Dataset excerpts =
- - - - -
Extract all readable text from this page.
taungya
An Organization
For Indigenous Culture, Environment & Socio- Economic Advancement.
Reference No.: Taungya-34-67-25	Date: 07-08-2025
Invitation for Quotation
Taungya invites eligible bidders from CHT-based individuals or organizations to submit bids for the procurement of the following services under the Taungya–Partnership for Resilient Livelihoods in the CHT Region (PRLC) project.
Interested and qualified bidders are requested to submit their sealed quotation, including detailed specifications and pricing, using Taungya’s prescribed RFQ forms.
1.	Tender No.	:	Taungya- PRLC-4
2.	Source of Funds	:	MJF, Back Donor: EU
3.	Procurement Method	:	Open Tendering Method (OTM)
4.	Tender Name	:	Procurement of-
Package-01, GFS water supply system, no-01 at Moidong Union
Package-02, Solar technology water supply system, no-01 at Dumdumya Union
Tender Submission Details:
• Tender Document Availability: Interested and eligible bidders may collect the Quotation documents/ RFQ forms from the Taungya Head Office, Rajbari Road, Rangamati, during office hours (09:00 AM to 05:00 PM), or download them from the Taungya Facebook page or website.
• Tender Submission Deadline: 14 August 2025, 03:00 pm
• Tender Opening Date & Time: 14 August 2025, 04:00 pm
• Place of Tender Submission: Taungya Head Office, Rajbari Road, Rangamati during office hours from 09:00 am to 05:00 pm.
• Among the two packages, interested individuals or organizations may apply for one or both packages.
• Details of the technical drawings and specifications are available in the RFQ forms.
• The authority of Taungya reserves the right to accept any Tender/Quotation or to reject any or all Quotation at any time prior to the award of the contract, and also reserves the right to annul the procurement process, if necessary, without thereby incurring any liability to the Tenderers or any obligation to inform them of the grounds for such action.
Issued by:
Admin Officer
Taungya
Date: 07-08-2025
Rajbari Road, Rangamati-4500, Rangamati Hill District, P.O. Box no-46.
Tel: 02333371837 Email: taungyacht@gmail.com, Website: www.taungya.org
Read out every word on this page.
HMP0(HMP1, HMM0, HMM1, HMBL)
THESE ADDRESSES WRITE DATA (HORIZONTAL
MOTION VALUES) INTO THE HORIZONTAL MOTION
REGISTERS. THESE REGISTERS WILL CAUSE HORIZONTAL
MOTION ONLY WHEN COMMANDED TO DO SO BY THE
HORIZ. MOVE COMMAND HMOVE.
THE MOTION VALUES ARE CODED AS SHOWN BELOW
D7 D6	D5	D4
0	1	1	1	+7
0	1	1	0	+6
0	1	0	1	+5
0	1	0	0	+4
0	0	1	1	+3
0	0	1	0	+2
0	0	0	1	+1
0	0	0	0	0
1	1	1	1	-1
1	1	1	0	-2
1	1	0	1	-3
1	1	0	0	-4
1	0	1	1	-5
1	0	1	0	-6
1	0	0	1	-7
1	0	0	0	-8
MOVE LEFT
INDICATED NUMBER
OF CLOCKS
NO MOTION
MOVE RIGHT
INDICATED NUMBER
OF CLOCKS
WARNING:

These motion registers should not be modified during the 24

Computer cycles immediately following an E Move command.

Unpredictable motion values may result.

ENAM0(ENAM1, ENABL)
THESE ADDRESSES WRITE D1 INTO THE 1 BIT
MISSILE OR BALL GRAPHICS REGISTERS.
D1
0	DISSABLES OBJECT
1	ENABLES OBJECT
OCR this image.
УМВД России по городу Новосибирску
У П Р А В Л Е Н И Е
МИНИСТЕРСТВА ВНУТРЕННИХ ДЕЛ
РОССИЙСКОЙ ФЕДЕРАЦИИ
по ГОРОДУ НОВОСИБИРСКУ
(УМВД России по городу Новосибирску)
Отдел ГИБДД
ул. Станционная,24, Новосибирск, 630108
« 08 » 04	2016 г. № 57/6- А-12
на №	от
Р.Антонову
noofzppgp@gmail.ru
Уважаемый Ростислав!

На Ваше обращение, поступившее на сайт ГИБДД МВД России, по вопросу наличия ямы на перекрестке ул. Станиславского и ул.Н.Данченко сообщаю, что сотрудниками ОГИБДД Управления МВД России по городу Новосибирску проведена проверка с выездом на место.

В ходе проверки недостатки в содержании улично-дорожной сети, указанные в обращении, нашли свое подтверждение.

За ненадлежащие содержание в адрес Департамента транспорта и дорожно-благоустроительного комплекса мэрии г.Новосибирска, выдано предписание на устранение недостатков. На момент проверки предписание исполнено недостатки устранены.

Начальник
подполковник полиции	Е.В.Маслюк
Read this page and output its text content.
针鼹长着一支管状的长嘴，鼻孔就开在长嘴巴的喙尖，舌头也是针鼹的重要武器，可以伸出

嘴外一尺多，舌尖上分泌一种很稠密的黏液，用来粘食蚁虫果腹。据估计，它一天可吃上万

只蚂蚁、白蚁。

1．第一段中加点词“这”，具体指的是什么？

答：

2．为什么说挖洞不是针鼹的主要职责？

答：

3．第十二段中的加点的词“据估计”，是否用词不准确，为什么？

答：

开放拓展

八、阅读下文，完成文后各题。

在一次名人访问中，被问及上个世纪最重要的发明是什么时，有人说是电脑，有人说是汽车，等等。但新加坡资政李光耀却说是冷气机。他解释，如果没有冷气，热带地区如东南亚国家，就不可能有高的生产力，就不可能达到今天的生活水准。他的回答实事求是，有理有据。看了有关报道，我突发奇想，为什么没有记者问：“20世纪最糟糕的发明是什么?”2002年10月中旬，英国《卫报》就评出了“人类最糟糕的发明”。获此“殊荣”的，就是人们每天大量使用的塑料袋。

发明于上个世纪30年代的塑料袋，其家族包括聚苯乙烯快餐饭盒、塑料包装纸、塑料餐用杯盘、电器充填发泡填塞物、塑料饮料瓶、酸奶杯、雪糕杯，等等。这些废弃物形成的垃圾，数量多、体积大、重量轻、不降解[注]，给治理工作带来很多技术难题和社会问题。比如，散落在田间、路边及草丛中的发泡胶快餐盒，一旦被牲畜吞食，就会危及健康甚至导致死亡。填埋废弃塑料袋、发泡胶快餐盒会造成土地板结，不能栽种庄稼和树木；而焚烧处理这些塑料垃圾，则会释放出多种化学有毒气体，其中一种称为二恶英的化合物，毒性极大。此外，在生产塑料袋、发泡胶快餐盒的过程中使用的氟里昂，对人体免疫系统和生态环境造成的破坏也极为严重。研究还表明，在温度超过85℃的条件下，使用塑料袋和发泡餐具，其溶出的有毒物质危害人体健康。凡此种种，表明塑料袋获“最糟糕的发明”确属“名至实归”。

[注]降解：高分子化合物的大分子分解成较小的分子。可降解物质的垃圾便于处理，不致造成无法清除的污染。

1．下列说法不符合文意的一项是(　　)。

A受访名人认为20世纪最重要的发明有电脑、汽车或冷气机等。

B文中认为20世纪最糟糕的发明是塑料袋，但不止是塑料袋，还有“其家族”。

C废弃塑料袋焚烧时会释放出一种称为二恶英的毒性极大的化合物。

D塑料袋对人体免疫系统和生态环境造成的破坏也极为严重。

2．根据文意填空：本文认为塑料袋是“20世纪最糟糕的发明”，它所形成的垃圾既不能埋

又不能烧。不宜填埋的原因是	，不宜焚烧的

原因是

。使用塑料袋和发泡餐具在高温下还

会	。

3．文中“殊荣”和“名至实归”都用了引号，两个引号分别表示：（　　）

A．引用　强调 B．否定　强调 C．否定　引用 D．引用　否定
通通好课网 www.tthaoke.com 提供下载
- - - - -
Your task = Copy each line of the listing that includes "УМВД".

Result for this task =
УМВД России по городу Новосибирску
(УМВД России по городу Новосибирску)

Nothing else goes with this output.